• Task: Using the records below, give the number of lines where the word "JSON" appears, with no further output.

• Dataset entries:
-----

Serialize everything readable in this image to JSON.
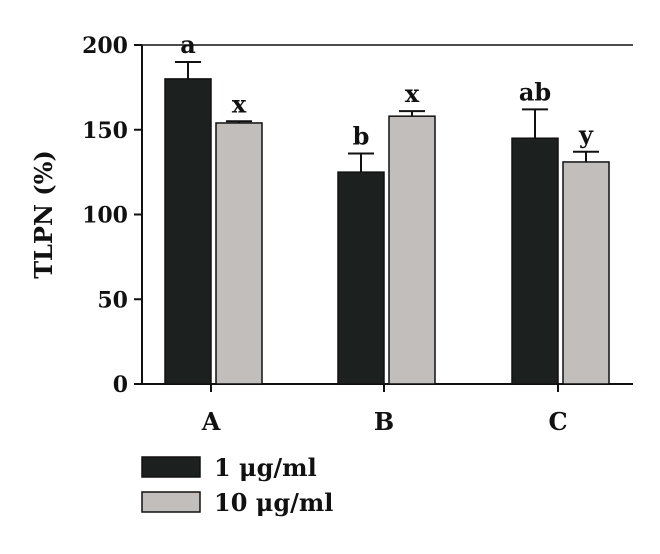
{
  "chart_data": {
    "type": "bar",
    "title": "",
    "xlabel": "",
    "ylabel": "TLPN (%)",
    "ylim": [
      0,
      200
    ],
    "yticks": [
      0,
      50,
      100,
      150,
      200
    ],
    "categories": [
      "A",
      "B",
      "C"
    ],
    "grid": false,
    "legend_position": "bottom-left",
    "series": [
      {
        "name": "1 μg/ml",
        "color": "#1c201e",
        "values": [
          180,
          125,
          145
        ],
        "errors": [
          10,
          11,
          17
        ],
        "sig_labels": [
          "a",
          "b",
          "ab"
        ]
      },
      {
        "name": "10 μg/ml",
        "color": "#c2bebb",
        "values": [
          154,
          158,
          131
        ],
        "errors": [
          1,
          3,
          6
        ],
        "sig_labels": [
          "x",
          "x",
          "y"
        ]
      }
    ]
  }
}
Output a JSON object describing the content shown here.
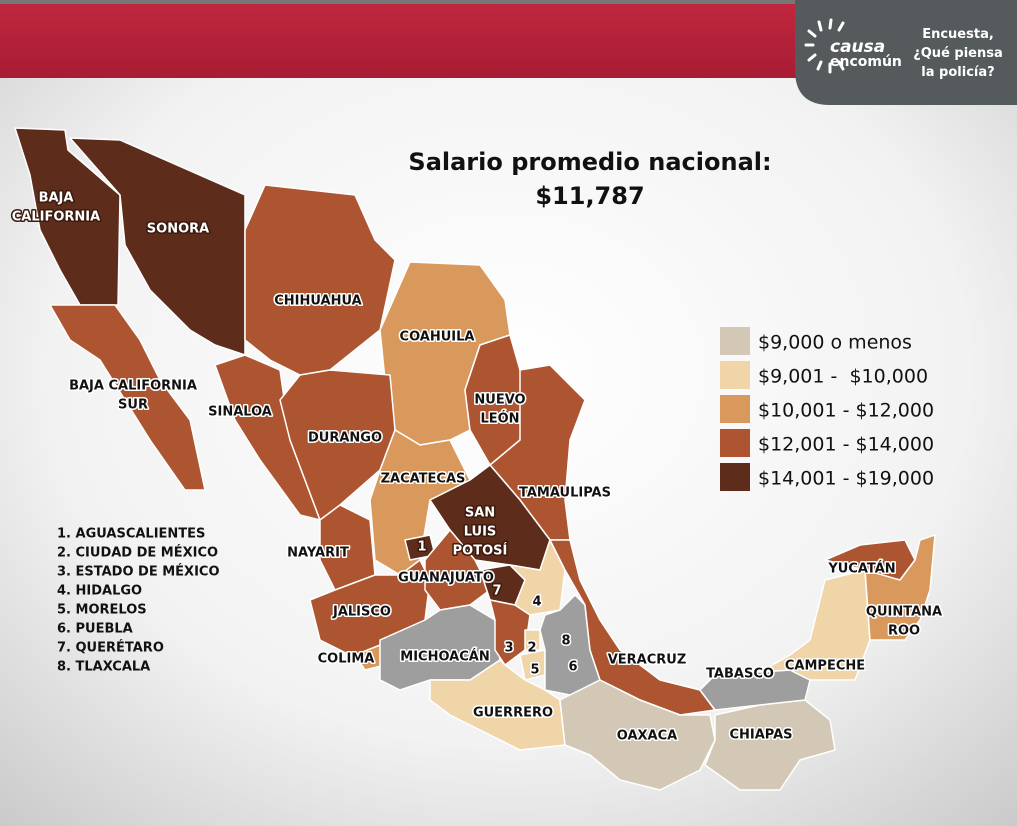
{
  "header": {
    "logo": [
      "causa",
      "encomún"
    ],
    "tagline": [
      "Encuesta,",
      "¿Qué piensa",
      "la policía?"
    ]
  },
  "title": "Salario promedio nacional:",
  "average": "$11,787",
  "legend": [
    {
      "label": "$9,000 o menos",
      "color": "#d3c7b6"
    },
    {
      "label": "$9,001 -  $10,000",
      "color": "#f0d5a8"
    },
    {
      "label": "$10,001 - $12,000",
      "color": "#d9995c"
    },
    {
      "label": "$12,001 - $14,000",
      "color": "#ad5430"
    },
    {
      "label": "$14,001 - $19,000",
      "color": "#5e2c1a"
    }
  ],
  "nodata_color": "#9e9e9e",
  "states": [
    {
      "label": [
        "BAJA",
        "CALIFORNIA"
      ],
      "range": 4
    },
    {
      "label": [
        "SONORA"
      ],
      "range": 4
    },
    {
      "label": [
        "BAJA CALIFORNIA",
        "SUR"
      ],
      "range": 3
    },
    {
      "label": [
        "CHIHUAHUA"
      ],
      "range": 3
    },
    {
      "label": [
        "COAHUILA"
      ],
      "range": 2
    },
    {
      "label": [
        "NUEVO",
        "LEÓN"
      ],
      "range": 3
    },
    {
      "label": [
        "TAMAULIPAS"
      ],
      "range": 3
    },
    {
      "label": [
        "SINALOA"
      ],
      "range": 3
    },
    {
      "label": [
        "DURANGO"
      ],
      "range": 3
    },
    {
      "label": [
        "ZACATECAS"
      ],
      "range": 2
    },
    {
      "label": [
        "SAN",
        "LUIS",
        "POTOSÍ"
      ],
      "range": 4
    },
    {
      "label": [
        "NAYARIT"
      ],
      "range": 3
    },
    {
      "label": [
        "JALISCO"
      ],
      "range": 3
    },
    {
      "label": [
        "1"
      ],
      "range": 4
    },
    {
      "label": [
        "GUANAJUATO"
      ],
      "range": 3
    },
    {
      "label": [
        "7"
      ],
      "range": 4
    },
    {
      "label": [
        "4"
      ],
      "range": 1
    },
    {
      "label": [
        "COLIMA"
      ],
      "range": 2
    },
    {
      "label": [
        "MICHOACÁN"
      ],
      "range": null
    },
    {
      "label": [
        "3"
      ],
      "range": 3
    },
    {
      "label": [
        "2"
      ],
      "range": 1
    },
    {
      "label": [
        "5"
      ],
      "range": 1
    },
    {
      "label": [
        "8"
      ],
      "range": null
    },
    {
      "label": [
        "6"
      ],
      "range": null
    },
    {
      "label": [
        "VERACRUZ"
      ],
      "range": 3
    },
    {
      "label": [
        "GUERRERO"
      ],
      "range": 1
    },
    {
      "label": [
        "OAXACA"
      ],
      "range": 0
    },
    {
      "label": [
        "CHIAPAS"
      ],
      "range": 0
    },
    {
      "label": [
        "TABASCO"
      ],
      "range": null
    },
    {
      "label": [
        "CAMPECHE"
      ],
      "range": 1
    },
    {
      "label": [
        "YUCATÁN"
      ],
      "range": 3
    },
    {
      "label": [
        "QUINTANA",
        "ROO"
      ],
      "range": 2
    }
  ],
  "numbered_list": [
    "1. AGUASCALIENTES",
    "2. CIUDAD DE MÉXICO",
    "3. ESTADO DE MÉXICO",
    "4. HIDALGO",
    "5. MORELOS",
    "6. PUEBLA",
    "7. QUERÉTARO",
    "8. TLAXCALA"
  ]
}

-----

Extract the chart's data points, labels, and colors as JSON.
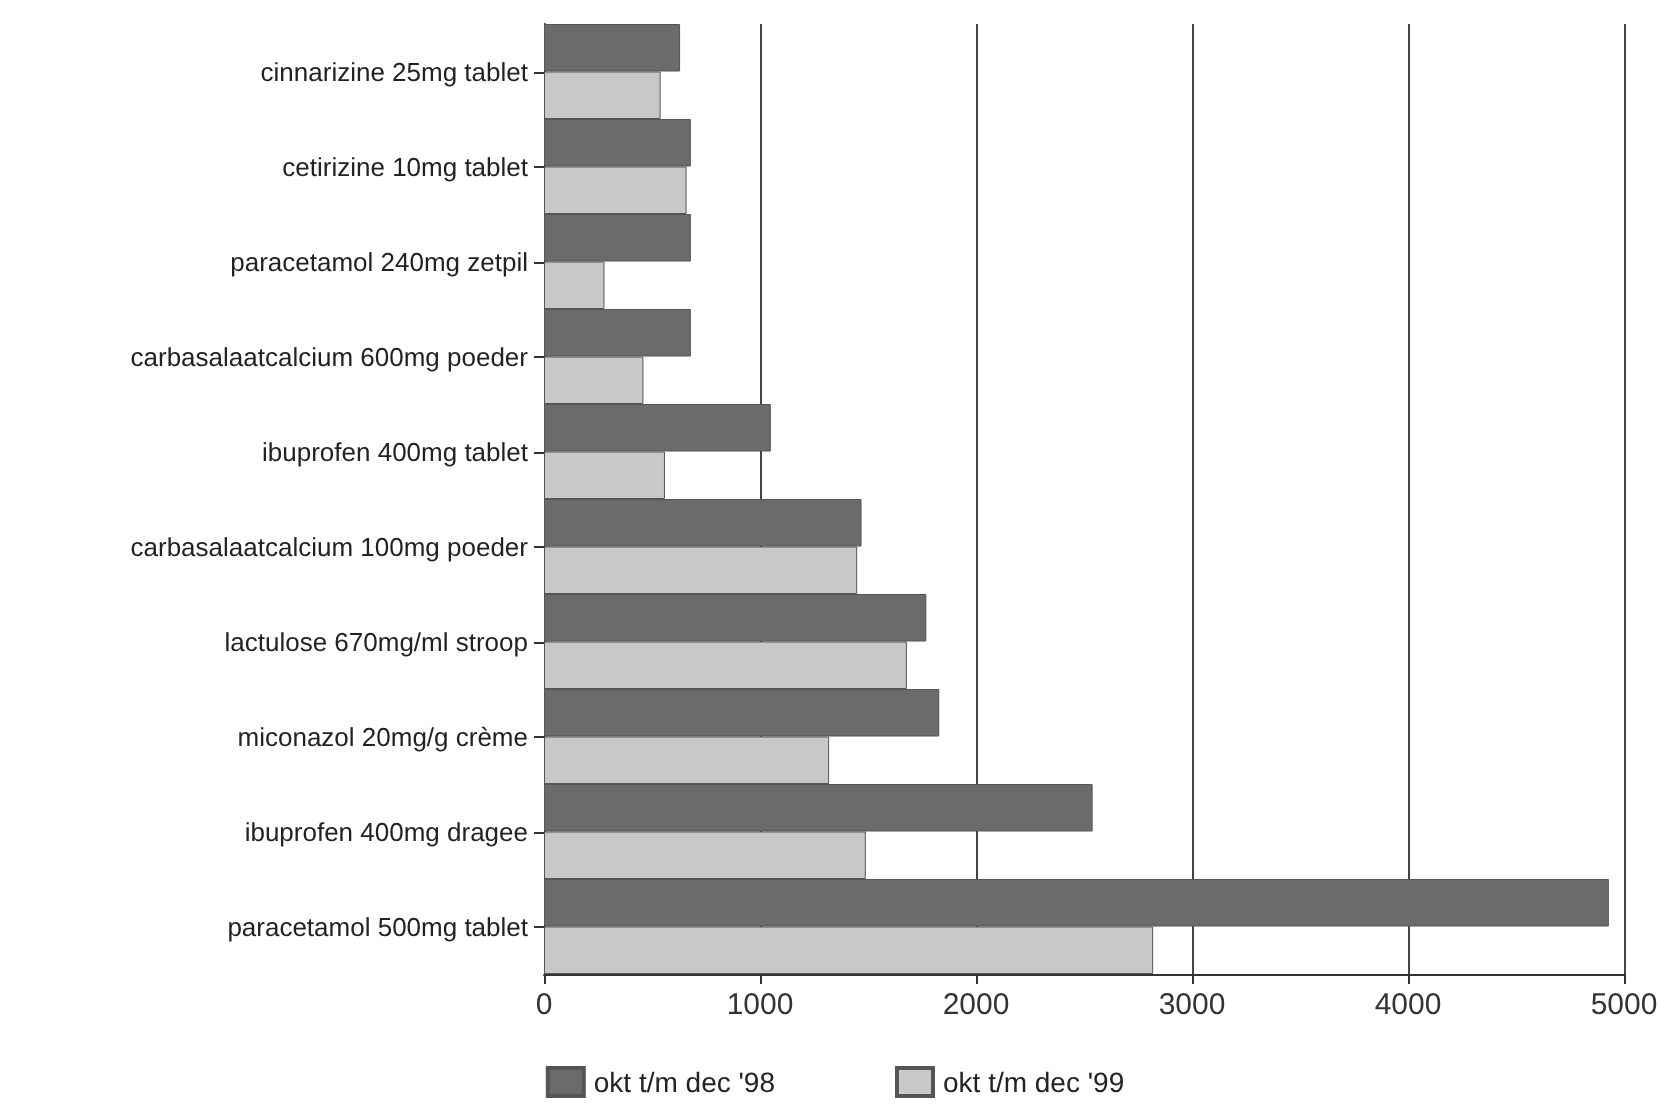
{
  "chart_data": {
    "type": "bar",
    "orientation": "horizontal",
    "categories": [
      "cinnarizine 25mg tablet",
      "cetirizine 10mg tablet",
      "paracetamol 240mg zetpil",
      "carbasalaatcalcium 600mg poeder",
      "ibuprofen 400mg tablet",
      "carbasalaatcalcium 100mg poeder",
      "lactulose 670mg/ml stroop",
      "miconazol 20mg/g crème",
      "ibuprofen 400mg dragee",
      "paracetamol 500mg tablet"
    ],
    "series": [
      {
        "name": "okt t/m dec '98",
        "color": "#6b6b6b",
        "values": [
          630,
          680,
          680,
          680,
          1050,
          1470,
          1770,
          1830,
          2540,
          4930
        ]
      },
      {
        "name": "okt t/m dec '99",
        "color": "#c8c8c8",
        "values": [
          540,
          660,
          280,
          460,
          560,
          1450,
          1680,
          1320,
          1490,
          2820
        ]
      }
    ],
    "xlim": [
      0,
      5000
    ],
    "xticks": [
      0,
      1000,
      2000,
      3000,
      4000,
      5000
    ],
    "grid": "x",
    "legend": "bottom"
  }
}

-----

• Full answer: 3